(Dataset entries)
┄┄┄┄┄┄┄┄┄┄┄┄┄┄┄┄┄┄┄┄

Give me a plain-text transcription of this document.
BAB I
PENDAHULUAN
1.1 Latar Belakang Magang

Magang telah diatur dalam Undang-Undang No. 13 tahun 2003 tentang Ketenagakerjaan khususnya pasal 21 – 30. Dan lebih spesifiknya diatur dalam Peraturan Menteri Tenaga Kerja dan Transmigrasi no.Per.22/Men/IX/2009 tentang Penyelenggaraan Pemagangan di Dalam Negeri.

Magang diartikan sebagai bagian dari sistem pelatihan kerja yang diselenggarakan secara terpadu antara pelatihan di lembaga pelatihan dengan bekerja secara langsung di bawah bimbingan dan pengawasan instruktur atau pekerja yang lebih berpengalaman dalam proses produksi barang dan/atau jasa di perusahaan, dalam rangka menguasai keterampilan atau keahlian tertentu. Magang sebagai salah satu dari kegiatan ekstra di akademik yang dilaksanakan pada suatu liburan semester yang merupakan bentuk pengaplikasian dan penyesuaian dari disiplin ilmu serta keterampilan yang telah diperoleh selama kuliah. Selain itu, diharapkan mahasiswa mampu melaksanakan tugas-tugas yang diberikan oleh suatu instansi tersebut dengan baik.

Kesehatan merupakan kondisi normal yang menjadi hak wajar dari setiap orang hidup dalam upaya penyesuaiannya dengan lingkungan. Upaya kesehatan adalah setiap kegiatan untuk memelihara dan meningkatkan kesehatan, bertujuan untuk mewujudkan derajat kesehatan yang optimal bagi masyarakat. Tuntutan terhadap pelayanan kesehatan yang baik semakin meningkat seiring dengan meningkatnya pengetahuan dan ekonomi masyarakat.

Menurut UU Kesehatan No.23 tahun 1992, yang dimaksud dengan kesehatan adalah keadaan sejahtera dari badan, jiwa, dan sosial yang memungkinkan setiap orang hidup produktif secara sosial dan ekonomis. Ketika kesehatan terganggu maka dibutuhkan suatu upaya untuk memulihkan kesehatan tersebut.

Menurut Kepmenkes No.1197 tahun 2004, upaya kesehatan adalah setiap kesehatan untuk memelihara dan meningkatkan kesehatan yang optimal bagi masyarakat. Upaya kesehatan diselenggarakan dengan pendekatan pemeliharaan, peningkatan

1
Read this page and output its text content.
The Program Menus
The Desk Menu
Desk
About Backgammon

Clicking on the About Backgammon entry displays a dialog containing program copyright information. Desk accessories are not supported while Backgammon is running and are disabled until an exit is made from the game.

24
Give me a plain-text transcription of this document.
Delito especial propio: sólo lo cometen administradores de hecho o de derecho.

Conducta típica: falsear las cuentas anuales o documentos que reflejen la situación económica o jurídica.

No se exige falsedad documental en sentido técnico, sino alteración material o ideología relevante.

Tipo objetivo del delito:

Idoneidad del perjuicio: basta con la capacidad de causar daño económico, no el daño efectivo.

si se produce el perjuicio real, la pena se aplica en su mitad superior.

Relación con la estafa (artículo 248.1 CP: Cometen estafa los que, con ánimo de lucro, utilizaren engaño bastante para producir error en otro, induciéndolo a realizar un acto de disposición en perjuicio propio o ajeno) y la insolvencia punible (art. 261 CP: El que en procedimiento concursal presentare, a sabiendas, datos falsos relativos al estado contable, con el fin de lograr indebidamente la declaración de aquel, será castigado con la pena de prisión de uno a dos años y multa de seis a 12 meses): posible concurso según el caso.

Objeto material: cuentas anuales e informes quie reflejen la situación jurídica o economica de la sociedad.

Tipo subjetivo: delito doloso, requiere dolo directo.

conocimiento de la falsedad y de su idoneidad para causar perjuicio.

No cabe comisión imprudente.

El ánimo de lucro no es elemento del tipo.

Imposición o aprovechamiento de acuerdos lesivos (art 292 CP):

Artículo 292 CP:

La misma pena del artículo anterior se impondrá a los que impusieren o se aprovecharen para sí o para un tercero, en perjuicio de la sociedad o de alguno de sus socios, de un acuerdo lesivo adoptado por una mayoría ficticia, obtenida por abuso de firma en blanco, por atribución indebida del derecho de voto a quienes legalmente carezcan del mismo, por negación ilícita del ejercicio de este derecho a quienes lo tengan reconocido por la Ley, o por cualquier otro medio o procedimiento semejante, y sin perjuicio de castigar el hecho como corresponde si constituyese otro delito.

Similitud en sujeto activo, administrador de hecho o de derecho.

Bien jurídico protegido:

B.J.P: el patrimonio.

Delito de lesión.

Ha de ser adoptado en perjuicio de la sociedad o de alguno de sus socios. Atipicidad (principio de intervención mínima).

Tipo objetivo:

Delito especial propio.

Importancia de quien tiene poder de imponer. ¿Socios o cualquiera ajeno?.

┄┄┄┄┄┄┄┄┄┄┄┄┄┄┄┄┄┄┄┄

Look through the entries above for the word "Backgammon". Copy every line where it shows up.

About Backgammon
Clicking on the About Backgammon entry displays a dialog containing program copyright information. Desk accessories are not supported while Backgammon is running and are disabled until an exit is made from the game.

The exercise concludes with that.